Stored data entries:
------------------------------------------------

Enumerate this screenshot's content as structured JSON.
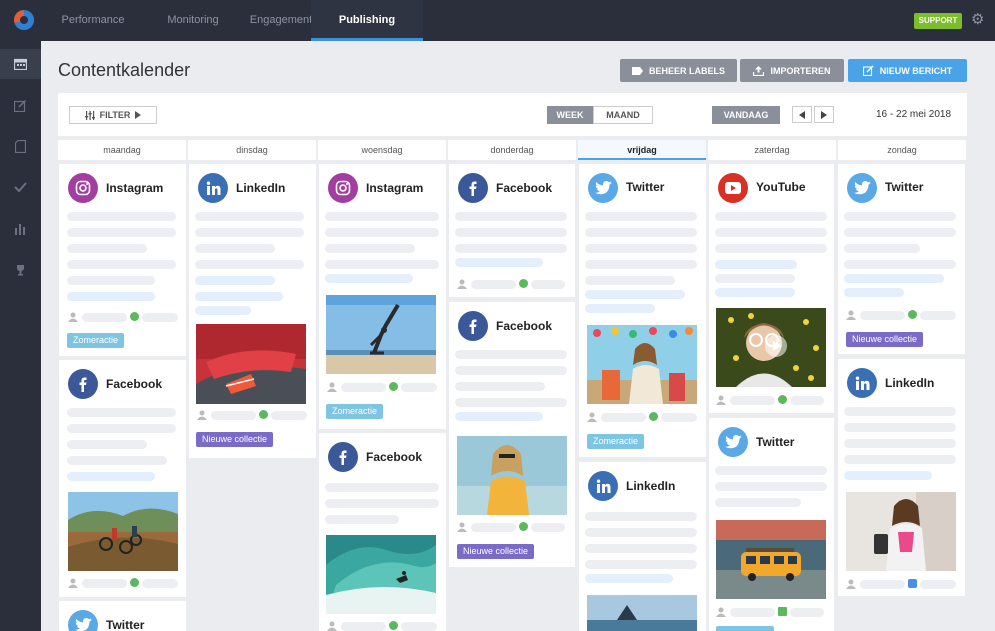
{
  "nav": {
    "tabs": [
      "Performance",
      "Monitoring",
      "Engagement",
      "Publishing"
    ],
    "active_tab": "Publishing",
    "support_label": "SUPPORT"
  },
  "sidebar": {
    "icons": [
      "calendar-icon",
      "edit-icon",
      "document-icon",
      "check-icon",
      "bar-chart-icon",
      "trophy-icon"
    ]
  },
  "page": {
    "title": "Contentkalender",
    "buttons": {
      "labels": "BEHEER LABELS",
      "import": "IMPORTEREN",
      "new_post": "NIEUW BERICHT"
    }
  },
  "toolbar": {
    "filter_label": "FILTER",
    "week_label": "WEEK",
    "month_label": "MAAND",
    "today_label": "VANDAAG",
    "date_range": "16 - 22 mei 2018"
  },
  "days": [
    "maandag",
    "dinsdag",
    "woensdag",
    "donderdag",
    "vrijdag",
    "zaterdag",
    "zondag"
  ],
  "today_day": "vrijdag",
  "colors": {
    "instagram": "#a33ea1",
    "linkedin": "#3b6fb3",
    "facebook": "#3b5998",
    "twitter": "#5aa8e6",
    "youtube": "#d93025",
    "tag_zomeractie": "#7ec4e3",
    "tag_nieuwe_collectie": "#7b6bc8",
    "status_green": "#5cb85c",
    "status_blue": "#4a90e2"
  },
  "posts": {
    "mon_1": {
      "network": "Instagram",
      "tag": "Zomeractie"
    },
    "mon_2": {
      "network": "Facebook"
    },
    "mon_3": {
      "network": "Twitter"
    },
    "tue_1": {
      "network": "LinkedIn",
      "tag": "Nieuwe collectie"
    },
    "wed_1": {
      "network": "Instagram",
      "tag": "Zomeractie"
    },
    "wed_2": {
      "network": "Facebook"
    },
    "thu_1": {
      "network": "Facebook"
    },
    "thu_2": {
      "network": "Facebook",
      "tag": "Nieuwe collectie"
    },
    "fri_1": {
      "network": "Twitter",
      "tag": "Zomeractie"
    },
    "fri_2": {
      "network": "LinkedIn"
    },
    "sat_1": {
      "network": "YouTube"
    },
    "sat_2": {
      "network": "Twitter"
    },
    "sun_1": {
      "network": "Twitter",
      "tag": "Nieuwe collectie"
    },
    "sun_2": {
      "network": "LinkedIn"
    }
  }
}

------------------------------------------------

◆ Written task
In this exercise, set down all of the data exactly, without the pictures.

◆ Output of the exercise
Enumerate this screenshot's content as structured JSON.
{
  "nav": {
    "tabs": [
      "Performance",
      "Monitoring",
      "Engagement",
      "Publishing"
    ],
    "active_tab": "Publishing",
    "support_label": "SUPPORT"
  },
  "sidebar": {
    "icons": [
      "calendar-icon",
      "edit-icon",
      "document-icon",
      "check-icon",
      "bar-chart-icon",
      "trophy-icon"
    ]
  },
  "page": {
    "title": "Contentkalender",
    "buttons": {
      "labels": "BEHEER LABELS",
      "import": "IMPORTEREN",
      "new_post": "NIEUW BERICHT"
    }
  },
  "toolbar": {
    "filter_label": "FILTER",
    "week_label": "WEEK",
    "month_label": "MAAND",
    "today_label": "VANDAAG",
    "date_range": "16 - 22 mei 2018"
  },
  "days": [
    "maandag",
    "dinsdag",
    "woensdag",
    "donderdag",
    "vrijdag",
    "zaterdag",
    "zondag"
  ],
  "today_day": "vrijdag",
  "colors": {
    "instagram": "#a33ea1",
    "linkedin": "#3b6fb3",
    "facebook": "#3b5998",
    "twitter": "#5aa8e6",
    "youtube": "#d93025",
    "tag_zomeractie": "#7ec4e3",
    "tag_nieuwe_collectie": "#7b6bc8",
    "status_green": "#5cb85c",
    "status_blue": "#4a90e2"
  },
  "posts": {
    "mon_1": {
      "network": "Instagram",
      "tag": "Zomeractie"
    },
    "mon_2": {
      "network": "Facebook"
    },
    "mon_3": {
      "network": "Twitter"
    },
    "tue_1": {
      "network": "LinkedIn",
      "tag": "Nieuwe collectie"
    },
    "wed_1": {
      "network": "Instagram",
      "tag": "Zomeractie"
    },
    "wed_2": {
      "network": "Facebook"
    },
    "thu_1": {
      "network": "Facebook"
    },
    "thu_2": {
      "network": "Facebook",
      "tag": "Nieuwe collectie"
    },
    "fri_1": {
      "network": "Twitter",
      "tag": "Zomeractie"
    },
    "fri_2": {
      "network": "LinkedIn"
    },
    "sat_1": {
      "network": "YouTube"
    },
    "sat_2": {
      "network": "Twitter"
    },
    "sun_1": {
      "network": "Twitter",
      "tag": "Nieuwe collectie"
    },
    "sun_2": {
      "network": "LinkedIn"
    }
  }
}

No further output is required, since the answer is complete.